DIRECTIVE:
Can you give all the records again without altering a single character?

EXERCISE MATERIAL:
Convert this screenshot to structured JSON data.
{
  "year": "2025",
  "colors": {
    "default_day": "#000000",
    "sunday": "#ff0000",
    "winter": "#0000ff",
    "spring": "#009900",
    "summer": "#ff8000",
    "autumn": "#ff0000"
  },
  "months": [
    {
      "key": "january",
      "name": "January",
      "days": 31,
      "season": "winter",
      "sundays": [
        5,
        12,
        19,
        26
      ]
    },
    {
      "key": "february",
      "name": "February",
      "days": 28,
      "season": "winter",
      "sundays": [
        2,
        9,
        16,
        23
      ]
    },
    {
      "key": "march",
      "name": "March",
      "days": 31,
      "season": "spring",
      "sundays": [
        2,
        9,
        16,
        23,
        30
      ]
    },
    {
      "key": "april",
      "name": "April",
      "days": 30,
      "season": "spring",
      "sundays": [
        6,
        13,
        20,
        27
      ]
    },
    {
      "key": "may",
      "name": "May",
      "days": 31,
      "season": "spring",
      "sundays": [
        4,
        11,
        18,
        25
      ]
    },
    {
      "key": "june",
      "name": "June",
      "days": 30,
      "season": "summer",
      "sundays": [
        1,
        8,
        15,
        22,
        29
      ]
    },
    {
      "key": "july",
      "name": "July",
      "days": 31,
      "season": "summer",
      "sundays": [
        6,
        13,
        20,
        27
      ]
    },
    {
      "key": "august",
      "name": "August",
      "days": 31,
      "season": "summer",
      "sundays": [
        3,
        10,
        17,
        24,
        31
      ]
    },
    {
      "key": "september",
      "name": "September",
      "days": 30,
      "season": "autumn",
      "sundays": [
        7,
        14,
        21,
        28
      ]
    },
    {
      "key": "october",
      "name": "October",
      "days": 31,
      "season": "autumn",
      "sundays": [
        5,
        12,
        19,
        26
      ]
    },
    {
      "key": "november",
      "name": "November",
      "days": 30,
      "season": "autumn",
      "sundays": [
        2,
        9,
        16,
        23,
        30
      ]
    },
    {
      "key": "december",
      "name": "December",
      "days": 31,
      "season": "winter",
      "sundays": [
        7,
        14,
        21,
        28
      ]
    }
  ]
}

EXERCISE OUTPUT:
Convert this screenshot to structured JSON data.
{
  "year": "2025",
  "colors": {
    "default_day": "#000000",
    "sunday": "#ff0000",
    "winter": "#0000ff",
    "spring": "#009900",
    "summer": "#ff8000",
    "autumn": "#ff0000"
  },
  "months": [
    {
      "key": "january",
      "name": "January",
      "days": 31,
      "season": "winter",
      "sundays": [
        5,
        12,
        19,
        26
      ]
    },
    {
      "key": "february",
      "name": "February",
      "days": 28,
      "season": "winter",
      "sundays": [
        2,
        9,
        16,
        23
      ]
    },
    {
      "key": "march",
      "name": "March",
      "days": 31,
      "season": "spring",
      "sundays": [
        2,
        9,
        16,
        23,
        30
      ]
    },
    {
      "key": "april",
      "name": "April",
      "days": 30,
      "season": "spring",
      "sundays": [
        6,
        13,
        20,
        27
      ]
    },
    {
      "key": "may",
      "name": "May",
      "days": 31,
      "season": "spring",
      "sundays": [
        4,
        11,
        18,
        25
      ]
    },
    {
      "key": "june",
      "name": "June",
      "days": 30,
      "season": "summer",
      "sundays": [
        1,
        8,
        15,
        22,
        29
      ]
    },
    {
      "key": "july",
      "name": "July",
      "days": 31,
      "season": "summer",
      "sundays": [
        6,
        13,
        20,
        27
      ]
    },
    {
      "key": "august",
      "name": "August",
      "days": 31,
      "season": "summer",
      "sundays": [
        3,
        10,
        17,
        24,
        31
      ]
    },
    {
      "key": "september",
      "name": "September",
      "days": 30,
      "season": "autumn",
      "sundays": [
        7,
        14,
        21,
        28
      ]
    },
    {
      "key": "october",
      "name": "October",
      "days": 31,
      "season": "autumn",
      "sundays": [
        5,
        12,
        19,
        26
      ]
    },
    {
      "key": "november",
      "name": "November",
      "days": 30,
      "season": "autumn",
      "sundays": [
        2,
        9,
        16,
        23,
        30
      ]
    },
    {
      "key": "december",
      "name": "December",
      "days": 31,
      "season": "winter",
      "sundays": [
        7,
        14,
        21,
        28
      ]
    }
  ]
}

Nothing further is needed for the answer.